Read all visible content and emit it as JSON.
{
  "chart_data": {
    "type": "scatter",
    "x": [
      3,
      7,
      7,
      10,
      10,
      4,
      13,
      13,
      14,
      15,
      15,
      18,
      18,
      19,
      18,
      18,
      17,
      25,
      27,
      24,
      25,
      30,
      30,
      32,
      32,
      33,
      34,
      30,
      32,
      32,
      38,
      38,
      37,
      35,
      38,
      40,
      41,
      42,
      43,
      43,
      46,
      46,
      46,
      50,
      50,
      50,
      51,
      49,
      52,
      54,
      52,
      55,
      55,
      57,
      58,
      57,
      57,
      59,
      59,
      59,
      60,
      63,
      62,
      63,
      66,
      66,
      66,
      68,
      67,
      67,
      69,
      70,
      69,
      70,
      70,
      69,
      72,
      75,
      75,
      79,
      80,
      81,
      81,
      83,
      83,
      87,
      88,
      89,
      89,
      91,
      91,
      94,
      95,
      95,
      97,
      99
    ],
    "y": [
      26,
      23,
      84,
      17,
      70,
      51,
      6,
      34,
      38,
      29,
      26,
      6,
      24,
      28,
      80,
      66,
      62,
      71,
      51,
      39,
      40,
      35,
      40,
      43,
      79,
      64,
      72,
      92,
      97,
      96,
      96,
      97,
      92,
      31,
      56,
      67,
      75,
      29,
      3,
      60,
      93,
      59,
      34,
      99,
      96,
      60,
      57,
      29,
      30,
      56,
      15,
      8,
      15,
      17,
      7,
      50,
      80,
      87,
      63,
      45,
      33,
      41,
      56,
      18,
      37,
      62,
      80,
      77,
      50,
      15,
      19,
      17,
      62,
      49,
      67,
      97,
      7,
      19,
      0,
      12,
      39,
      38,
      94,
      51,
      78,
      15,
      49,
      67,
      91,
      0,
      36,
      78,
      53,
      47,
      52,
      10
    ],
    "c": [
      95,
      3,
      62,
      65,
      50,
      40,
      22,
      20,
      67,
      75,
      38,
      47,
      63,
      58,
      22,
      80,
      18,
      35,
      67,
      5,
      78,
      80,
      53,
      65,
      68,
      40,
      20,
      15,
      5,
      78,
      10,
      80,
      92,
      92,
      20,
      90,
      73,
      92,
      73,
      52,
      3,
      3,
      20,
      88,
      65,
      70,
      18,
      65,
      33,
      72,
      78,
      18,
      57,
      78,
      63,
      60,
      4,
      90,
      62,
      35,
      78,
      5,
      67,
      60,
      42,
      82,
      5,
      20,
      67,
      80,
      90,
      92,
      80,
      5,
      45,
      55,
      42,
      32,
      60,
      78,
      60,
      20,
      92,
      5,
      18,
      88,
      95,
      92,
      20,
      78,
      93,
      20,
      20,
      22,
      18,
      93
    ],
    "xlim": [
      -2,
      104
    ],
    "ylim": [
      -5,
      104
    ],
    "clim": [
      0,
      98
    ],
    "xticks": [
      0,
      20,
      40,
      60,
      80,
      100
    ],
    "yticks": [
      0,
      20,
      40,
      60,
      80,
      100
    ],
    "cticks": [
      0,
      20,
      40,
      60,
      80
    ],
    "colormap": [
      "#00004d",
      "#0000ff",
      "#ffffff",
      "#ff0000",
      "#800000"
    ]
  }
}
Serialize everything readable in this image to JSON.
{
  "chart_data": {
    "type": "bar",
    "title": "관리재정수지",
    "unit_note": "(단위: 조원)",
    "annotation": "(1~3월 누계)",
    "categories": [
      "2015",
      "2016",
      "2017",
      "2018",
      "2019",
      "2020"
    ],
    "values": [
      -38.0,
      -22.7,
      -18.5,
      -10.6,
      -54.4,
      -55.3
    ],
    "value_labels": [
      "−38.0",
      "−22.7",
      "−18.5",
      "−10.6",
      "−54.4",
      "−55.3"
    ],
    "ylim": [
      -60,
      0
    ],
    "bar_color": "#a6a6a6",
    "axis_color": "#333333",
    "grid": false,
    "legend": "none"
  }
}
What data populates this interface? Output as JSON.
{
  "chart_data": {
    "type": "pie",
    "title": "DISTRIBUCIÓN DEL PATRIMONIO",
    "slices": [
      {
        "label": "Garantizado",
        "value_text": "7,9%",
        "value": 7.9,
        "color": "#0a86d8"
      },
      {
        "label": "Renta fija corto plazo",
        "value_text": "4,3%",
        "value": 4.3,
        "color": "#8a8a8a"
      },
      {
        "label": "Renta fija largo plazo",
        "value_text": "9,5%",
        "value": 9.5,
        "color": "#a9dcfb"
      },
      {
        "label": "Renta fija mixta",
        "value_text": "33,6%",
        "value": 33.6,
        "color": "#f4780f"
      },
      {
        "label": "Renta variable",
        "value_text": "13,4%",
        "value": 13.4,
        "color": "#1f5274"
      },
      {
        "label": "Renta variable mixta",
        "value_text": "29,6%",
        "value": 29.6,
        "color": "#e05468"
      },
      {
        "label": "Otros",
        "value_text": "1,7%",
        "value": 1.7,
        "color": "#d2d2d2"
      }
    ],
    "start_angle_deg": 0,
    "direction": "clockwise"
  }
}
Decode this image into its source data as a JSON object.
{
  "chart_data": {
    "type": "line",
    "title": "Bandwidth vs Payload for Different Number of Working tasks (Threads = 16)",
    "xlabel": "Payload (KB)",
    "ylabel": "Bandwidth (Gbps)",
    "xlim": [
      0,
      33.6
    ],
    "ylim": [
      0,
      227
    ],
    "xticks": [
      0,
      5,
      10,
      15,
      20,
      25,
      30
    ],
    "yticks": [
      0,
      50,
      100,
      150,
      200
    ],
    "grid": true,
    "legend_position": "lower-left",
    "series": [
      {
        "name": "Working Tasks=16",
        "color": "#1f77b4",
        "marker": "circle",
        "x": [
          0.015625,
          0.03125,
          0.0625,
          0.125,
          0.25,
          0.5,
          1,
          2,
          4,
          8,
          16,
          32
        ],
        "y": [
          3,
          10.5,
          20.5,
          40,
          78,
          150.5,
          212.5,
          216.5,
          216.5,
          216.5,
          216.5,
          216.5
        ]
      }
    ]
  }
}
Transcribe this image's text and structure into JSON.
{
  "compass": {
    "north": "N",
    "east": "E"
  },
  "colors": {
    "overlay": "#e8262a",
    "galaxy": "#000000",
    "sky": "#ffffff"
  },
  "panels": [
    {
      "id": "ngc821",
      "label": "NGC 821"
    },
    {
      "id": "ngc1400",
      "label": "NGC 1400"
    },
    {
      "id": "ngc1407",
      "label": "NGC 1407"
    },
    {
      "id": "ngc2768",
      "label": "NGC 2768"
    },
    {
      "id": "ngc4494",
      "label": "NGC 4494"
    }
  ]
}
----------------------------------------
### Task directions
Exact copies of all the records are required.

### Correct response
Read all visible content and emit it as JSON.
{
  "chart_data": {
    "type": "scatter",
    "x": [
      3,
      7,
      7,
      10,
      10,
      4,
      13,
      13,
      14,
      15,
      15,
      18,
      18,
      19,
      18,
      18,
      17,
      25,
      27,
      24,
      25,
      30,
      30,
      32,
      32,
      33,
      34,
      30,
      32,
      32,
      38,
      38,
      37,
      35,
      38,
      40,
      41,
      42,
      43,
      43,
      46,
      46,
      46,
      50,
      50,
      50,
      51,
      49,
      52,
      54,
      52,
      55,
      55,
      57,
      58,
      57,
      57,
      59,
      59,
      59,
      60,
      63,
      62,
      63,
      66,
      66,
      66,
      68,
      67,
      67,
      69,
      70,
      69,
      70,
      70,
      69,
      72,
      75,
      75,
      79,
      80,
      81,
      81,
      83,
      83,
      87,
      88,
      89,
      89,
      91,
      91,
      94,
      95,
      95,
      97,
      99
    ],
    "y": [
      26,
      23,
      84,
      17,
      70,
      51,
      6,
      34,
      38,
      29,
      26,
      6,
      24,
      28,
      80,
      66,
      62,
      71,
      51,
      39,
      40,
      35,
      40,
      43,
      79,
      64,
      72,
      92,
      97,
      96,
      96,
      97,
      92,
      31,
      56,
      67,
      75,
      29,
      3,
      60,
      93,
      59,
      34,
      99,
      96,
      60,
      57,
      29,
      30,
      56,
      15,
      8,
      15,
      17,
      7,
      50,
      80,
      87,
      63,
      45,
      33,
      41,
      56,
      18,
      37,
      62,
      80,
      77,
      50,
      15,
      19,
      17,
      62,
      49,
      67,
      97,
      7,
      19,
      0,
      12,
      39,
      38,
      94,
      51,
      78,
      15,
      49,
      67,
      91,
      0,
      36,
      78,
      53,
      47,
      52,
      10
    ],
    "c": [
      95,
      3,
      62,
      65,
      50,
      40,
      22,
      20,
      67,
      75,
      38,
      47,
      63,
      58,
      22,
      80,
      18,
      35,
      67,
      5,
      78,
      80,
      53,
      65,
      68,
      40,
      20,
      15,
      5,
      78,
      10,
      80,
      92,
      92,
      20,
      90,
      73,
      92,
      73,
      52,
      3,
      3,
      20,
      88,
      65,
      70,
      18,
      65,
      33,
      72,
      78,
      18,
      57,
      78,
      63,
      60,
      4,
      90,
      62,
      35,
      78,
      5,
      67,
      60,
      42,
      82,
      5,
      20,
      67,
      80,
      90,
      92,
      80,
      5,
      45,
      55,
      42,
      32,
      60,
      78,
      60,
      20,
      92,
      5,
      18,
      88,
      95,
      92,
      20,
      78,
      93,
      20,
      20,
      22,
      18,
      93
    ],
    "xlim": [
      -2,
      104
    ],
    "ylim": [
      -5,
      104
    ],
    "clim": [
      0,
      98
    ],
    "xticks": [
      0,
      20,
      40,
      60,
      80,
      100
    ],
    "yticks": [
      0,
      20,
      40,
      60,
      80,
      100
    ],
    "cticks": [
      0,
      20,
      40,
      60,
      80
    ],
    "colormap": [
      "#00004d",
      "#0000ff",
      "#ffffff",
      "#ff0000",
      "#800000"
    ]
  }
}
Serialize everything readable in this image to JSON.
{
  "chart_data": {
    "type": "bar",
    "title": "관리재정수지",
    "unit_note": "(단위: 조원)",
    "annotation": "(1~3월 누계)",
    "categories": [
      "2015",
      "2016",
      "2017",
      "2018",
      "2019",
      "2020"
    ],
    "values": [
      -38.0,
      -22.7,
      -18.5,
      -10.6,
      -54.4,
      -55.3
    ],
    "value_labels": [
      "−38.0",
      "−22.7",
      "−18.5",
      "−10.6",
      "−54.4",
      "−55.3"
    ],
    "ylim": [
      -60,
      0
    ],
    "bar_color": "#a6a6a6",
    "axis_color": "#333333",
    "grid": false,
    "legend": "none"
  }
}
What data populates this interface? Output as JSON.
{
  "chart_data": {
    "type": "pie",
    "title": "DISTRIBUCIÓN DEL PATRIMONIO",
    "slices": [
      {
        "label": "Garantizado",
        "value_text": "7,9%",
        "value": 7.9,
        "color": "#0a86d8"
      },
      {
        "label": "Renta fija corto plazo",
        "value_text": "4,3%",
        "value": 4.3,
        "color": "#8a8a8a"
      },
      {
        "label": "Renta fija largo plazo",
        "value_text": "9,5%",
        "value": 9.5,
        "color": "#a9dcfb"
      },
      {
        "label": "Renta fija mixta",
        "value_text": "33,6%",
        "value": 33.6,
        "color": "#f4780f"
      },
      {
        "label": "Renta variable",
        "value_text": "13,4%",
        "value": 13.4,
        "color": "#1f5274"
      },
      {
        "label": "Renta variable mixta",
        "value_text": "29,6%",
        "value": 29.6,
        "color": "#e05468"
      },
      {
        "label": "Otros",
        "value_text": "1,7%",
        "value": 1.7,
        "color": "#d2d2d2"
      }
    ],
    "start_angle_deg": 0,
    "direction": "clockwise"
  }
}
Decode this image into its source data as a JSON object.
{
  "chart_data": {
    "type": "line",
    "title": "Bandwidth vs Payload for Different Number of Working tasks (Threads = 16)",
    "xlabel": "Payload (KB)",
    "ylabel": "Bandwidth (Gbps)",
    "xlim": [
      0,
      33.6
    ],
    "ylim": [
      0,
      227
    ],
    "xticks": [
      0,
      5,
      10,
      15,
      20,
      25,
      30
    ],
    "yticks": [
      0,
      50,
      100,
      150,
      200
    ],
    "grid": true,
    "legend_position": "lower-left",
    "series": [
      {
        "name": "Working Tasks=16",
        "color": "#1f77b4",
        "marker": "circle",
        "x": [
          0.015625,
          0.03125,
          0.0625,
          0.125,
          0.25,
          0.5,
          1,
          2,
          4,
          8,
          16,
          32
        ],
        "y": [
          3,
          10.5,
          20.5,
          40,
          78,
          150.5,
          212.5,
          216.5,
          216.5,
          216.5,
          216.5,
          216.5
        ]
      }
    ]
  }
}
Transcribe this image's text and structure into JSON.
{
  "compass": {
    "north": "N",
    "east": "E"
  },
  "colors": {
    "overlay": "#e8262a",
    "galaxy": "#000000",
    "sky": "#ffffff"
  },
  "panels": [
    {
      "id": "ngc821",
      "label": "NGC 821"
    },
    {
      "id": "ngc1400",
      "label": "NGC 1400"
    },
    {
      "id": "ngc1407",
      "label": "NGC 1407"
    },
    {
      "id": "ngc2768",
      "label": "NGC 2768"
    },
    {
      "id": "ngc4494",
      "label": "NGC 4494"
    }
  ]
}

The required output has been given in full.